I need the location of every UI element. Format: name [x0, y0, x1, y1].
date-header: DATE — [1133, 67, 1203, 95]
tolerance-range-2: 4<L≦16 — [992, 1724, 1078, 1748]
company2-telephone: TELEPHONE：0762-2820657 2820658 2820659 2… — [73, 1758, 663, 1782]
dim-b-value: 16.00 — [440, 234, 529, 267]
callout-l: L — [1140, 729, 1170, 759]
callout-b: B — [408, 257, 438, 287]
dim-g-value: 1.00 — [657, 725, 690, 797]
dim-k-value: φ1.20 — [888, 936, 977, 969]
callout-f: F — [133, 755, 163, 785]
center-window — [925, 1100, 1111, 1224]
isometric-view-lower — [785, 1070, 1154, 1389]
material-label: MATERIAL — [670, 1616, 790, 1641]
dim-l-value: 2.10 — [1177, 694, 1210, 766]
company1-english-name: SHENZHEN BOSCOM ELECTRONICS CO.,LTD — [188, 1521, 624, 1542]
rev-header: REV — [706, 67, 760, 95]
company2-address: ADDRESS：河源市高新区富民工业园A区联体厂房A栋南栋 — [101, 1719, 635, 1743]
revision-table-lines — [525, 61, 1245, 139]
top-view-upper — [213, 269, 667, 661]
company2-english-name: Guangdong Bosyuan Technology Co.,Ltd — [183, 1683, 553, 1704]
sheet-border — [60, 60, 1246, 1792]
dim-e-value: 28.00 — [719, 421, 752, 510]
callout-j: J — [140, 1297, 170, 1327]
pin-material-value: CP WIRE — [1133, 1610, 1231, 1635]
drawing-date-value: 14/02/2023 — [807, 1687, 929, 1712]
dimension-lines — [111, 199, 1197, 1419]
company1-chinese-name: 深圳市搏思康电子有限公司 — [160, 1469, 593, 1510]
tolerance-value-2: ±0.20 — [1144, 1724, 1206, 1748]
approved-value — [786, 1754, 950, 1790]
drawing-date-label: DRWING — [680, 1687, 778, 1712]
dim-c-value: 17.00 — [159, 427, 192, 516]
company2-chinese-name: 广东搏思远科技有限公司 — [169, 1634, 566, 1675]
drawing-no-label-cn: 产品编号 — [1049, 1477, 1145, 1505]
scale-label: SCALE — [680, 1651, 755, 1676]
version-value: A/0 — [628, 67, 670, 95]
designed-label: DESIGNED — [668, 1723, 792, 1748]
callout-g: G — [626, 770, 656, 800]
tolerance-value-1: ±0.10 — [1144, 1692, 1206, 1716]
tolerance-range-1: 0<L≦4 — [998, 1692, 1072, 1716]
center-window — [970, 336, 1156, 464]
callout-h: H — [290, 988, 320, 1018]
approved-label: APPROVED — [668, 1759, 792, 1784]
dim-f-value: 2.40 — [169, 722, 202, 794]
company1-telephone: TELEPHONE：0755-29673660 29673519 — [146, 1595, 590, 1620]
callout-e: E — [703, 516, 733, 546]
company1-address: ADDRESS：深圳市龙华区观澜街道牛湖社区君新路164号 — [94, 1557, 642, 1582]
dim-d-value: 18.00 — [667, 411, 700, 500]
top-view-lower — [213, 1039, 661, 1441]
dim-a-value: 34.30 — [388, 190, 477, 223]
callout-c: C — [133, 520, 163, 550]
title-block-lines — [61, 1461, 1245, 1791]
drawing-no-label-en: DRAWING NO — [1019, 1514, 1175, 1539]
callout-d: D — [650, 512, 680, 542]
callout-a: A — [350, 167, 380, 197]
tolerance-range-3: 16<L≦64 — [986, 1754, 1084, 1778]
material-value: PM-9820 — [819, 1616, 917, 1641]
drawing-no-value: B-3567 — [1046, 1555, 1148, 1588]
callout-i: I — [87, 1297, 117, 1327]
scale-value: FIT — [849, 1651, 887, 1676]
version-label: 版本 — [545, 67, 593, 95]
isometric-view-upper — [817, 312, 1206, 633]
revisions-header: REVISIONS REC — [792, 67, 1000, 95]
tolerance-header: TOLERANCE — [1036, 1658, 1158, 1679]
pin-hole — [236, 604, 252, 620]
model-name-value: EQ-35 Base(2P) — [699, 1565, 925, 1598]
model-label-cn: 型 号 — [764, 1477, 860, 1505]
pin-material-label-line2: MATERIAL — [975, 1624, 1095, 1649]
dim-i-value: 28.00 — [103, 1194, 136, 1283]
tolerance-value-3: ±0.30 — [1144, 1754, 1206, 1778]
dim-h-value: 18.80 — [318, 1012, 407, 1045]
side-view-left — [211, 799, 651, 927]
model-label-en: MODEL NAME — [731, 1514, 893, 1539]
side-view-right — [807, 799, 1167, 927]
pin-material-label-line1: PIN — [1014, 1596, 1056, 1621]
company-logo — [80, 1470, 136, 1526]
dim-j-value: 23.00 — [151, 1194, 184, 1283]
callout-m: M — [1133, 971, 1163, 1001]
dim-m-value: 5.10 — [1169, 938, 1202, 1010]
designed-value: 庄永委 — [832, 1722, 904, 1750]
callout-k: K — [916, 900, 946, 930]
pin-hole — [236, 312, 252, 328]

□ □ □

Can you rewrite the entries above with "location" changed to "position" and everything else left the same?

*Finished exercise:*
I need the position of every UI element. Format: name [x0, y0, x1, y1].
date-header: DATE — [1133, 67, 1203, 95]
tolerance-range-2: 4<L≦16 — [992, 1724, 1078, 1748]
company2-telephone: TELEPHONE：0762-2820657 2820658 2820659 2… — [73, 1758, 663, 1782]
dim-b-value: 16.00 — [440, 234, 529, 267]
callout-l: L — [1140, 729, 1170, 759]
callout-b: B — [408, 257, 438, 287]
dim-g-value: 1.00 — [657, 725, 690, 797]
dim-k-value: φ1.20 — [888, 936, 977, 969]
callout-f: F — [133, 755, 163, 785]
center-window — [925, 1100, 1111, 1224]
isometric-view-lower — [785, 1070, 1154, 1389]
material-label: MATERIAL — [670, 1616, 790, 1641]
dim-l-value: 2.10 — [1177, 694, 1210, 766]
company1-english-name: SHENZHEN BOSCOM ELECTRONICS CO.,LTD — [188, 1521, 624, 1542]
rev-header: REV — [706, 67, 760, 95]
company2-address: ADDRESS：河源市高新区富民工业园A区联体厂房A栋南栋 — [101, 1719, 635, 1743]
revision-table-lines — [525, 61, 1245, 139]
top-view-upper — [213, 269, 667, 661]
company2-english-name: Guangdong Bosyuan Technology Co.,Ltd — [183, 1683, 553, 1704]
sheet-border — [60, 60, 1246, 1792]
dim-e-value: 28.00 — [719, 421, 752, 510]
callout-j: J — [140, 1297, 170, 1327]
pin-material-value: CP WIRE — [1133, 1610, 1231, 1635]
drawing-date-value: 14/02/2023 — [807, 1687, 929, 1712]
dimension-lines — [111, 199, 1197, 1419]
company1-chinese-name: 深圳市搏思康电子有限公司 — [160, 1469, 593, 1510]
tolerance-value-2: ±0.20 — [1144, 1724, 1206, 1748]
approved-value — [786, 1754, 950, 1790]
drawing-date-label: DRWING — [680, 1687, 778, 1712]
dim-c-value: 17.00 — [159, 427, 192, 516]
company2-chinese-name: 广东搏思远科技有限公司 — [169, 1634, 566, 1675]
drawing-no-label-cn: 产品编号 — [1049, 1477, 1145, 1505]
scale-label: SCALE — [680, 1651, 755, 1676]
version-value: A/0 — [628, 67, 670, 95]
designed-label: DESIGNED — [668, 1723, 792, 1748]
callout-g: G — [626, 770, 656, 800]
tolerance-value-1: ±0.10 — [1144, 1692, 1206, 1716]
tolerance-range-1: 0<L≦4 — [998, 1692, 1072, 1716]
center-window — [970, 336, 1156, 464]
callout-h: H — [290, 988, 320, 1018]
approved-label: APPROVED — [668, 1759, 792, 1784]
dim-f-value: 2.40 — [169, 722, 202, 794]
company1-telephone: TELEPHONE：0755-29673660 29673519 — [146, 1595, 590, 1620]
callout-e: E — [703, 516, 733, 546]
company1-address: ADDRESS：深圳市龙华区观澜街道牛湖社区君新路164号 — [94, 1557, 642, 1582]
dim-d-value: 18.00 — [667, 411, 700, 500]
top-view-lower — [213, 1039, 661, 1441]
dim-a-value: 34.30 — [388, 190, 477, 223]
callout-c: C — [133, 520, 163, 550]
title-block-lines — [61, 1461, 1245, 1791]
drawing-no-label-en: DRAWING NO — [1019, 1514, 1175, 1539]
callout-d: D — [650, 512, 680, 542]
callout-a: A — [350, 167, 380, 197]
tolerance-range-3: 16<L≦64 — [986, 1754, 1084, 1778]
material-value: PM-9820 — [819, 1616, 917, 1641]
drawing-no-value: B-3567 — [1046, 1555, 1148, 1588]
callout-i: I — [87, 1297, 117, 1327]
scale-value: FIT — [849, 1651, 887, 1676]
version-label: 版本 — [545, 67, 593, 95]
isometric-view-upper — [817, 312, 1206, 633]
revisions-header: REVISIONS REC — [792, 67, 1000, 95]
tolerance-header: TOLERANCE — [1036, 1658, 1158, 1679]
pin-hole — [236, 604, 252, 620]
model-name-value: EQ-35 Base(2P) — [699, 1565, 925, 1598]
model-label-cn: 型 号 — [764, 1477, 860, 1505]
pin-material-label-line2: MATERIAL — [975, 1624, 1095, 1649]
dim-i-value: 28.00 — [103, 1194, 136, 1283]
tolerance-value-3: ±0.30 — [1144, 1754, 1206, 1778]
dim-h-value: 18.80 — [318, 1012, 407, 1045]
side-view-left — [211, 799, 651, 927]
model-label-en: MODEL NAME — [731, 1514, 893, 1539]
side-view-right — [807, 799, 1167, 927]
pin-material-label-line1: PIN — [1014, 1596, 1056, 1621]
company-logo — [80, 1470, 136, 1526]
dim-j-value: 23.00 — [151, 1194, 184, 1283]
callout-m: M — [1133, 971, 1163, 1001]
dim-m-value: 5.10 — [1169, 938, 1202, 1010]
designed-value: 庄永委 — [832, 1722, 904, 1750]
callout-k: K — [916, 900, 946, 930]
pin-hole — [236, 312, 252, 328]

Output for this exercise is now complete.